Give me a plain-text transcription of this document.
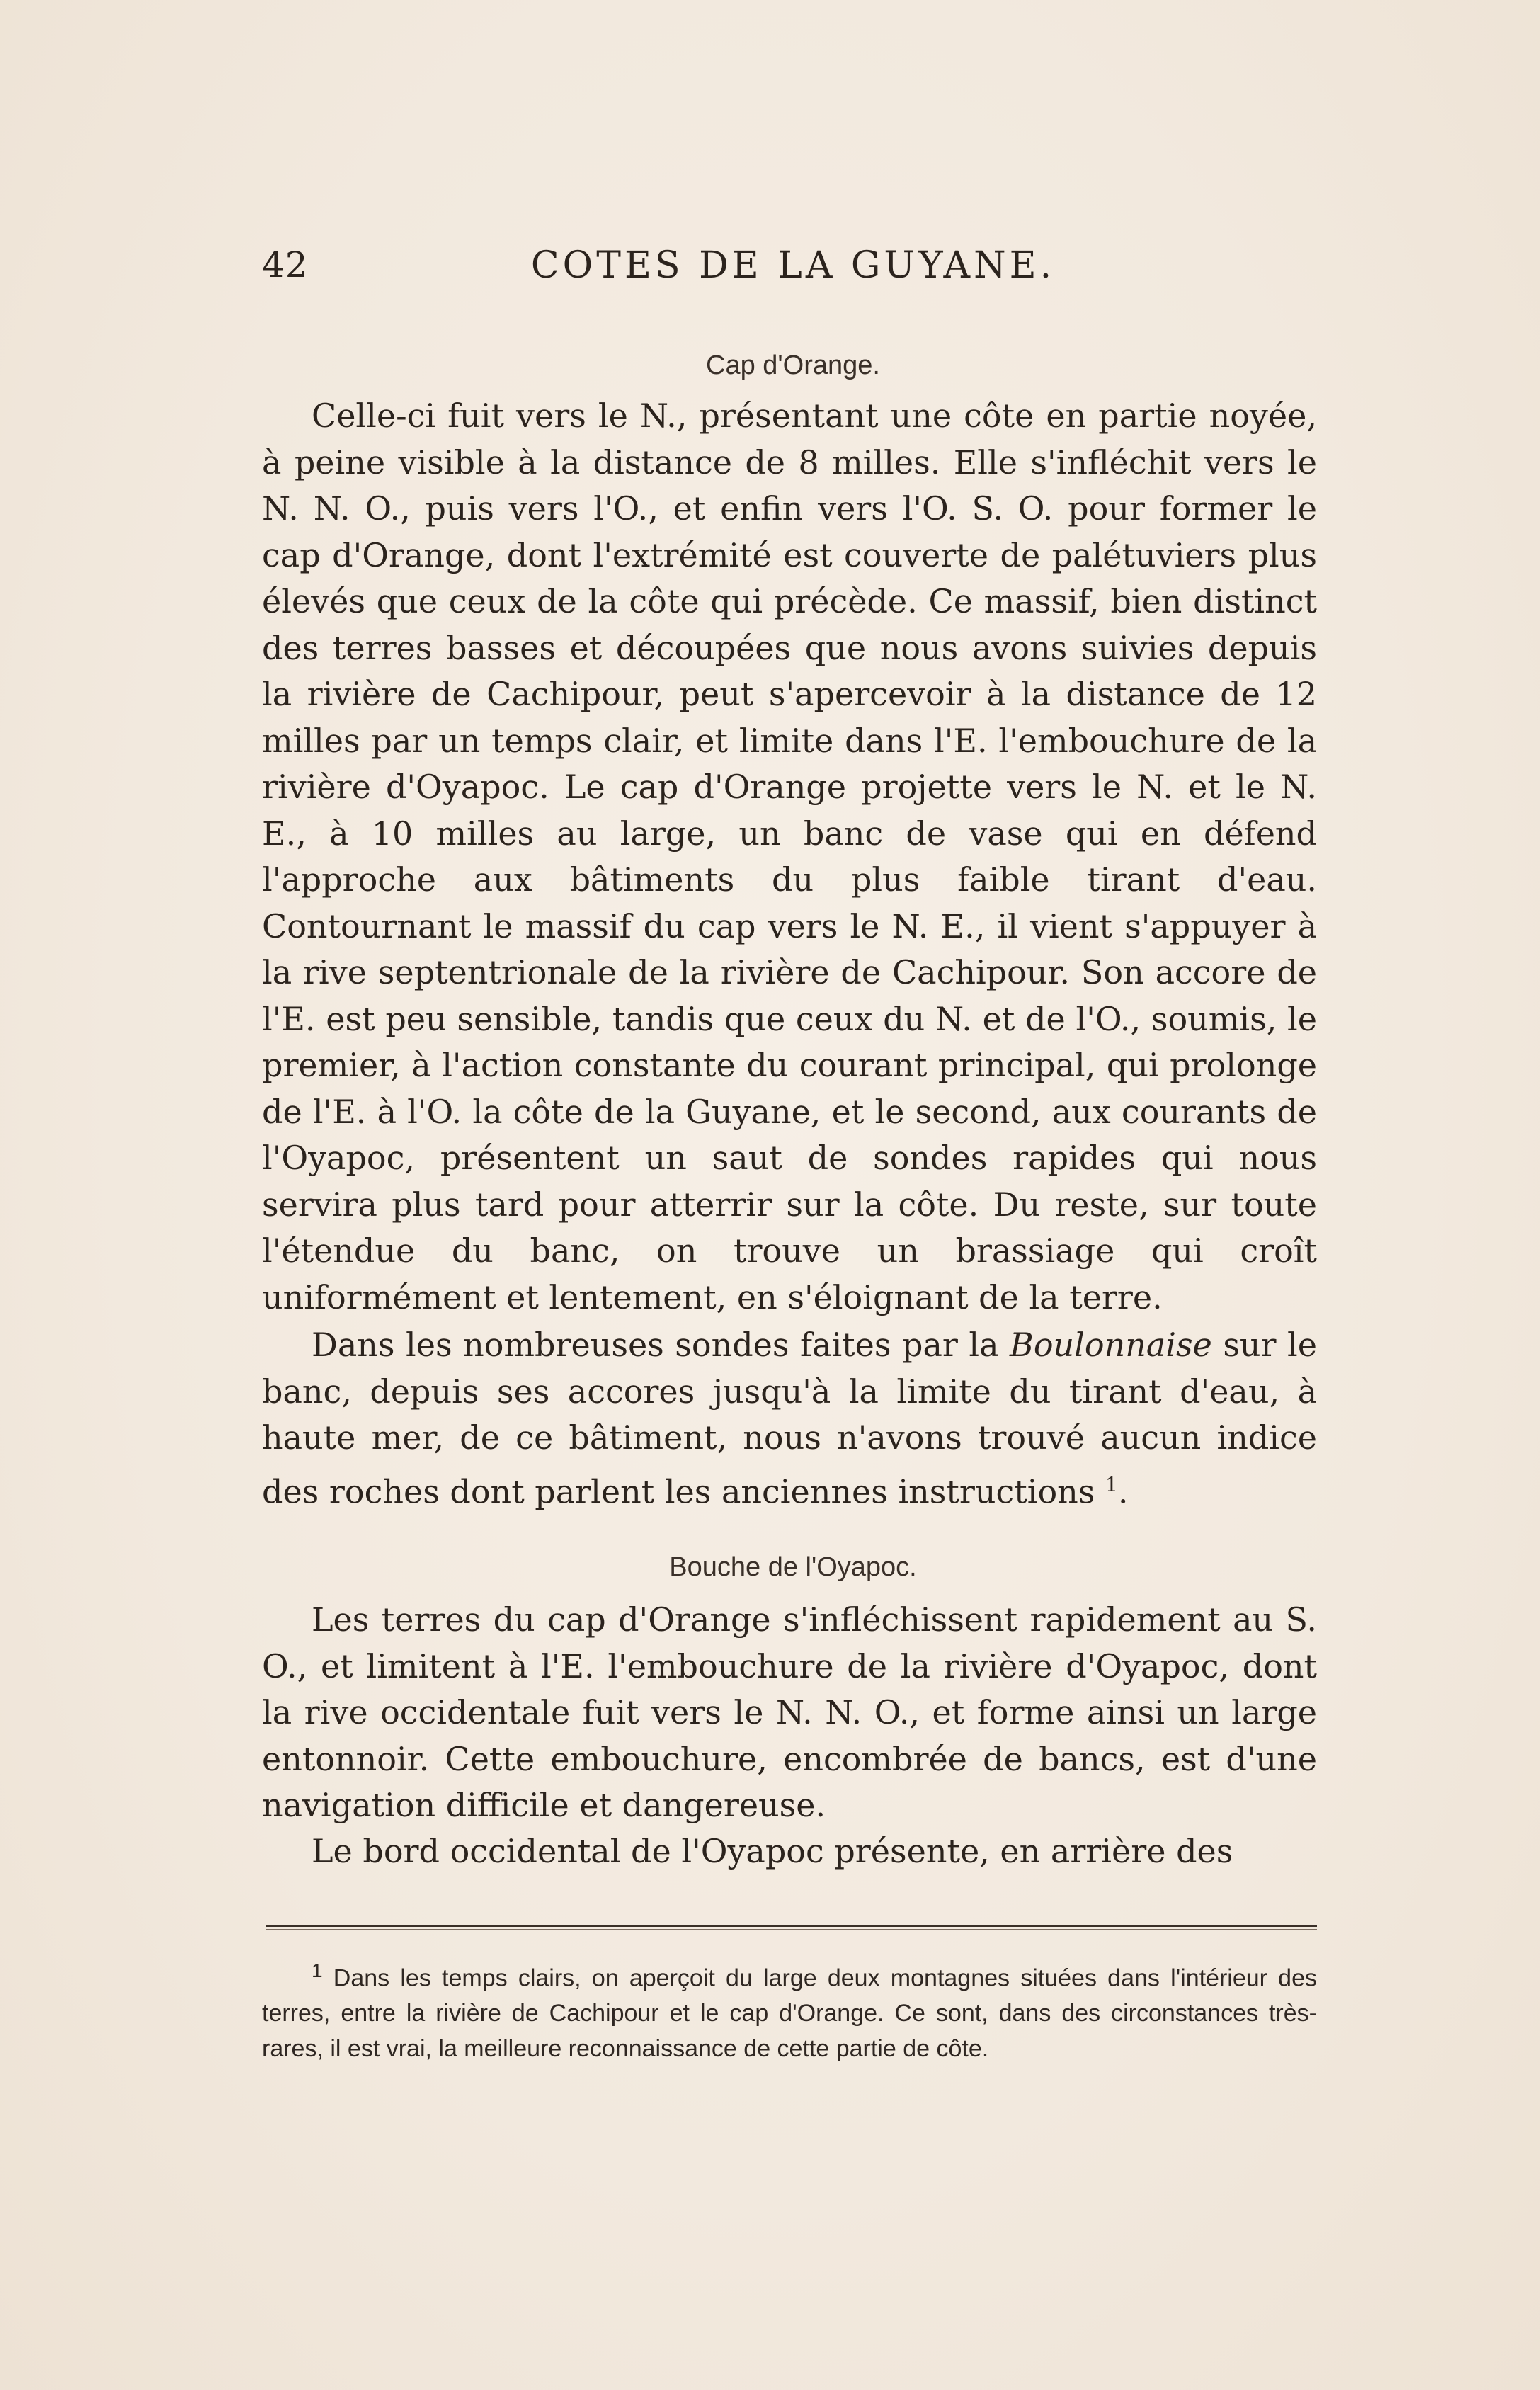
42	COTES DE LA GUYANE.
Cap d'Orange.

Celle-ci fuit vers le N., présentant une côte en partie noyée, à peine visible à la distance de 8 milles. Elle s'infléchit vers le N. N. O., puis vers l'O., et enfin vers l'O. S. O. pour former le cap d'Orange, dont l'extrémité est couverte de palétuviers plus élevés que ceux de la côte qui précède. Ce massif, bien distinct des terres basses et découpées que nous avons suivies depuis la rivière de Cachipour, peut s'apercevoir à la distance de 12 milles par un temps clair, et limite dans l'E. l'embouchure de la rivière d'Oyapoc. Le cap d'Orange projette vers le N. et le N. E., à 10 milles au large, un banc de vase qui en défend l'approche aux bâtiments du plus faible tirant d'eau. Contournant le massif du cap vers le N. E., il vient s'appuyer à la rive septentrionale de la rivière de Cachipour. Son accore de l'E. est peu sensible, tandis que ceux du N. et de l'O., soumis, le premier, à l'action constante du courant principal, qui prolonge de l'E. à l'O. la côte de la Guyane, et le second, aux courants de l'Oyapoc, présentent un saut de sondes rapides qui nous servira plus tard pour atterrir sur la côte. Du reste, sur toute l'étendue du banc, on trouve un brassiage qui croît uniformément et lentement, en s'éloignant de la terre.

Dans les nombreuses sondes faites par la Boulonnaise sur le banc, depuis ses accores jusqu'à la limite du tirant d'eau, à haute mer, de ce bâtiment, nous n'avons trouvé aucun indice des roches dont parlent les anciennes instructions $^1$.

Bouche de l'Oyapoc.

Les terres du cap d'Orange s'infléchissent rapidement au S. O., et limitent à l'E. l'embouchure de la rivière d'Oyapoc, dont la rive occidentale fuit vers le N. N. O., et forme ainsi un large entonnoir. Cette embouchure, encombrée de bancs, est d'une navigation difficile et dangereuse.

Le bord occidental de l'Oyapoc présente, en arrière des

$^1$ Dans les temps clairs, on aperçoit du large deux montagnes situées dans l'intérieur des terres, entre la rivière de Cachipour et le cap d'Orange. Ce sont, dans des circonstances très-rares, il est vrai, la meilleure reconnaissance de cette partie de côte.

TO BE DONE: Copy every record above exactly, leaving out the pictures.

PROBLEM SOLUTION:
Give me a plain-text transcription of this document.
42	COTES DE LA GUYANE.
Cap d'Orange.

Celle-ci fuit vers le N., présentant une côte en partie noyée, à peine visible à la distance de 8 milles. Elle s'infléchit vers le N. N. O., puis vers l'O., et enfin vers l'O. S. O. pour former le cap d'Orange, dont l'extrémité est couverte de palétuviers plus élevés que ceux de la côte qui précède. Ce massif, bien distinct des terres basses et découpées que nous avons suivies depuis la rivière de Cachipour, peut s'apercevoir à la distance de 12 milles par un temps clair, et limite dans l'E. l'embouchure de la rivière d'Oyapoc. Le cap d'Orange projette vers le N. et le N. E., à 10 milles au large, un banc de vase qui en défend l'approche aux bâtiments du plus faible tirant d'eau. Contournant le massif du cap vers le N. E., il vient s'appuyer à la rive septentrionale de la rivière de Cachipour. Son accore de l'E. est peu sensible, tandis que ceux du N. et de l'O., soumis, le premier, à l'action constante du courant principal, qui prolonge de l'E. à l'O. la côte de la Guyane, et le second, aux courants de l'Oyapoc, présentent un saut de sondes rapides qui nous servira plus tard pour atterrir sur la côte. Du reste, sur toute l'étendue du banc, on trouve un brassiage qui croît uniformément et lentement, en s'éloignant de la terre.

Dans les nombreuses sondes faites par la Boulonnaise sur le banc, depuis ses accores jusqu'à la limite du tirant d'eau, à haute mer, de ce bâtiment, nous n'avons trouvé aucun indice des roches dont parlent les anciennes instructions $^1$.

Bouche de l'Oyapoc.

Les terres du cap d'Orange s'infléchissent rapidement au S. O., et limitent à l'E. l'embouchure de la rivière d'Oyapoc, dont la rive occidentale fuit vers le N. N. O., et forme ainsi un large entonnoir. Cette embouchure, encombrée de bancs, est d'une navigation difficile et dangereuse.

Le bord occidental de l'Oyapoc présente, en arrière des

$^1$ Dans les temps clairs, on aperçoit du large deux montagnes situées dans l'intérieur des terres, entre la rivière de Cachipour et le cap d'Orange. Ce sont, dans des circonstances très-rares, il est vrai, la meilleure reconnaissance de cette partie de côte.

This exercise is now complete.